In the entries below, find every line holding the string "Read" and collect it.

## [DATA ROWS]
**********

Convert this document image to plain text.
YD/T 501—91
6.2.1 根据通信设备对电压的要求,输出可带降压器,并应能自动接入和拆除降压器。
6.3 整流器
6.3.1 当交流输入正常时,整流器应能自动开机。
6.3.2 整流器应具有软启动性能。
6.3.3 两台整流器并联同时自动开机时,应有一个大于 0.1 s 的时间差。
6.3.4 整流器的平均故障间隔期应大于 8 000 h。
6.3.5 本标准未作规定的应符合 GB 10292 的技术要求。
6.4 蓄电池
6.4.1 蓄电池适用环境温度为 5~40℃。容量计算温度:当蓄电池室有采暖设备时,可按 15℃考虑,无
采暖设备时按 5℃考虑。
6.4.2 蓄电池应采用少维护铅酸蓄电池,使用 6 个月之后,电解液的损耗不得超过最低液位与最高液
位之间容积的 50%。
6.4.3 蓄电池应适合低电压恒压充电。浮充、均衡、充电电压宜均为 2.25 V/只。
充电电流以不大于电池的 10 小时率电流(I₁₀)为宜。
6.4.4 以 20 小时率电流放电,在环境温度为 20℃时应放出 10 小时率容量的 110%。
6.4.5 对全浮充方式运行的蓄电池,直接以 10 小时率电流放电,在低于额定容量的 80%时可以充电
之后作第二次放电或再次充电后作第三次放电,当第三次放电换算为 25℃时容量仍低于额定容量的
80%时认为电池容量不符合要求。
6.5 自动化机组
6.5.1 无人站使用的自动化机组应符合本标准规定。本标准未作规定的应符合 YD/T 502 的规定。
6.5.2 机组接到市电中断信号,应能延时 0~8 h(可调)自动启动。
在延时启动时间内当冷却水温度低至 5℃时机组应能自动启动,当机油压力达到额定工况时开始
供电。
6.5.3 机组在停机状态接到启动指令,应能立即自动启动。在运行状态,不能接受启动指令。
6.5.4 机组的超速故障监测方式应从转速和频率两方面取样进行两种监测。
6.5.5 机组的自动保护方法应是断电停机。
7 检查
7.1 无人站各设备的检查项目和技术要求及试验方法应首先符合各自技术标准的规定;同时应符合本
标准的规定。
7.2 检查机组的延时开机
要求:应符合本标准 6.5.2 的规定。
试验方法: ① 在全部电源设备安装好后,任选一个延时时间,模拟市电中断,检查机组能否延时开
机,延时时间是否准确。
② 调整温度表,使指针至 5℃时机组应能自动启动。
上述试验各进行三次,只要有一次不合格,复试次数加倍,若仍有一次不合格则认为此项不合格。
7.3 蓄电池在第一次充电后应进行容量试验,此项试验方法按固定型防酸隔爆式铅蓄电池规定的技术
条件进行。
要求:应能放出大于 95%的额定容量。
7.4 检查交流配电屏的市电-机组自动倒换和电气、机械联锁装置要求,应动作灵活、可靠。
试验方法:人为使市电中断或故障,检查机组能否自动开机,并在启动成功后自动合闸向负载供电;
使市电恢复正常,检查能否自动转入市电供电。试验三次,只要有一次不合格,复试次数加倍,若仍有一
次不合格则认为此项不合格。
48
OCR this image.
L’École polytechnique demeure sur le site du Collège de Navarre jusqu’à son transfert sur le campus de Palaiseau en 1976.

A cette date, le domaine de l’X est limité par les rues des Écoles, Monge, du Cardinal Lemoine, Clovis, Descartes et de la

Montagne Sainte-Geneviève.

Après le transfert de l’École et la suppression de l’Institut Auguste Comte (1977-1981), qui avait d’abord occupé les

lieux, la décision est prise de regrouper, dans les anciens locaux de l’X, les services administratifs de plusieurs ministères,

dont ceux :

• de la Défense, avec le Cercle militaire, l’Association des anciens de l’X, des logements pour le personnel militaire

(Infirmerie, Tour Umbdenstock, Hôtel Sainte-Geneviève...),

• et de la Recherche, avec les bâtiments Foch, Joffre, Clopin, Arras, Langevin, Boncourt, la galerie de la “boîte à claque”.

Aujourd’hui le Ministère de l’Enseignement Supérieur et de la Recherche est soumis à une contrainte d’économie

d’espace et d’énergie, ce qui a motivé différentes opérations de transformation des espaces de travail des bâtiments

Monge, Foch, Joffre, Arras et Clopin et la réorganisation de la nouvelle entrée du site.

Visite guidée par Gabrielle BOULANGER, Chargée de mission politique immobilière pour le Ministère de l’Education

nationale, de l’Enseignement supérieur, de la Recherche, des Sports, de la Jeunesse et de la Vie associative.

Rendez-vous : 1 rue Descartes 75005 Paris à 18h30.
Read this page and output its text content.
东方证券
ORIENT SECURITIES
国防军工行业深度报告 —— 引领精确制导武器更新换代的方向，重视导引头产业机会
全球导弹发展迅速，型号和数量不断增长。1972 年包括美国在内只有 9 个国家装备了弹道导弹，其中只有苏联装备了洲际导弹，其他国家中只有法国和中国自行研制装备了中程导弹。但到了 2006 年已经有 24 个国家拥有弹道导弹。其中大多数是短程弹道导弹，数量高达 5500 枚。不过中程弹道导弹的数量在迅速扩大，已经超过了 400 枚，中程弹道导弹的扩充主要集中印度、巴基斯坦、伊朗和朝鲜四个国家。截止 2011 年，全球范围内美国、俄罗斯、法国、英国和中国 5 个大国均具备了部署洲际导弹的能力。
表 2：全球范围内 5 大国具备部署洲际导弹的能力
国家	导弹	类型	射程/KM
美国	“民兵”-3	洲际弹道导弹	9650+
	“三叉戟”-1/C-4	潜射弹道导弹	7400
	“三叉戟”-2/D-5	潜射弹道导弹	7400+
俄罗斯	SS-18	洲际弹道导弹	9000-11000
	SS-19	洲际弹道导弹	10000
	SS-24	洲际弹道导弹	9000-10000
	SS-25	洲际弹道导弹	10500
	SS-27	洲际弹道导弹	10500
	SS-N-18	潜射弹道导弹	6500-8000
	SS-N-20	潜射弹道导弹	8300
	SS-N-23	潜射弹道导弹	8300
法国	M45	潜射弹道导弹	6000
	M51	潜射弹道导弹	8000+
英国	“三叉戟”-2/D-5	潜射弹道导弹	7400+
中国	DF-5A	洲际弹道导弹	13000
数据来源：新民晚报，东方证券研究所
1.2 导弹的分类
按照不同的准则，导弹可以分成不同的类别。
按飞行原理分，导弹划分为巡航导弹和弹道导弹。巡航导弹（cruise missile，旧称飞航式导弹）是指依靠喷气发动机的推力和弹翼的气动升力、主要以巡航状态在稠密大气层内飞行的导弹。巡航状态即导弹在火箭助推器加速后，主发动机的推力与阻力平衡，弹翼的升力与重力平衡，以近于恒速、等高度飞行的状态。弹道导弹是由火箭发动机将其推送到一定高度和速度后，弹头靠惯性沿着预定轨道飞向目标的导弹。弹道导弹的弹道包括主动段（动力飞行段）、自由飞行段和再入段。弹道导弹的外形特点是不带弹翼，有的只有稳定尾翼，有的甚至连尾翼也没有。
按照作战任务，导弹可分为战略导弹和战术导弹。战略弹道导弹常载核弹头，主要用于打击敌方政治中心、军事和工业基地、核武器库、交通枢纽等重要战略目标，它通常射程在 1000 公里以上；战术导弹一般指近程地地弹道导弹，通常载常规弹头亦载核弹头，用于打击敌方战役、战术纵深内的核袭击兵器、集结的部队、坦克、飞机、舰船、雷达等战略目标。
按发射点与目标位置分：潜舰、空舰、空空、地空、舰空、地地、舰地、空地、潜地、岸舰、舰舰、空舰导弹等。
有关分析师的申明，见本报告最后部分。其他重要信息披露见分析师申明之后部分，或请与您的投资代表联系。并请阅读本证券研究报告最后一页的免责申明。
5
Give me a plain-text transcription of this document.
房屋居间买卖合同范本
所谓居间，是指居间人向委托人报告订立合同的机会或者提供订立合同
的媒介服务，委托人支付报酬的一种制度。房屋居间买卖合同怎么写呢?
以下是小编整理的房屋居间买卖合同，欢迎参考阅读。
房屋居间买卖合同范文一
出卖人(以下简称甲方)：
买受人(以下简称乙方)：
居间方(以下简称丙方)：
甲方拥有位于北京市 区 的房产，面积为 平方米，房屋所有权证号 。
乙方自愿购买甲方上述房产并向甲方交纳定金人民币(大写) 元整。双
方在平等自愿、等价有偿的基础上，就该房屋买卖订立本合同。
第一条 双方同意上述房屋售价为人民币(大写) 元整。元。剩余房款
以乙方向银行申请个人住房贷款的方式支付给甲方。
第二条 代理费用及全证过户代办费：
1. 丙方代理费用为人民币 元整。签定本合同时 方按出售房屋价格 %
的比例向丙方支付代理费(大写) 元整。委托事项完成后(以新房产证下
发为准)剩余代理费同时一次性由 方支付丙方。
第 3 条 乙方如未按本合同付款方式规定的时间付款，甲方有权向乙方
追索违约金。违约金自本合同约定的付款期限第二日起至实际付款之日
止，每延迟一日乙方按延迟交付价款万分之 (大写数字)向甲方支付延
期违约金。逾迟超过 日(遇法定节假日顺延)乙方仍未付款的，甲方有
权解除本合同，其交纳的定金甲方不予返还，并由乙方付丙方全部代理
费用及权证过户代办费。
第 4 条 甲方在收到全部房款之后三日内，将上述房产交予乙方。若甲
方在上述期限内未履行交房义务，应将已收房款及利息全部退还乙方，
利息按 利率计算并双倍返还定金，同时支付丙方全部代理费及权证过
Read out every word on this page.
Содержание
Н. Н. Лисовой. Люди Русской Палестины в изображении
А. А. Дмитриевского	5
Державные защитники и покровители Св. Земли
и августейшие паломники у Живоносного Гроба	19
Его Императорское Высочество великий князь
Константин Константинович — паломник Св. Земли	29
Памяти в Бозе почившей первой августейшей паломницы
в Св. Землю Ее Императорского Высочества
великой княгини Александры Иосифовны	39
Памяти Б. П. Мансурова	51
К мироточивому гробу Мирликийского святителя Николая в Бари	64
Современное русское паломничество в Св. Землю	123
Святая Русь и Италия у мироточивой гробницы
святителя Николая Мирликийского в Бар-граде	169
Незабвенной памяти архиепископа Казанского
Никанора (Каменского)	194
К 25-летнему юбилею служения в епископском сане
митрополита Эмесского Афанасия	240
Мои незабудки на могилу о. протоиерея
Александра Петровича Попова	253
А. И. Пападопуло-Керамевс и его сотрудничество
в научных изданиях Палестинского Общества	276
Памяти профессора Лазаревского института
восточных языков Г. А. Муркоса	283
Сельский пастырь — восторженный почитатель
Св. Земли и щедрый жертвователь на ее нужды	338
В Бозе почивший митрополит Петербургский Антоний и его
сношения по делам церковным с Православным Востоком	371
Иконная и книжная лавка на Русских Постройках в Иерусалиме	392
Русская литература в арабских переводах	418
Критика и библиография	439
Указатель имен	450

**********

## [ANSWER IN FULL]
Read this page and output its text content.
Read out every word on this page.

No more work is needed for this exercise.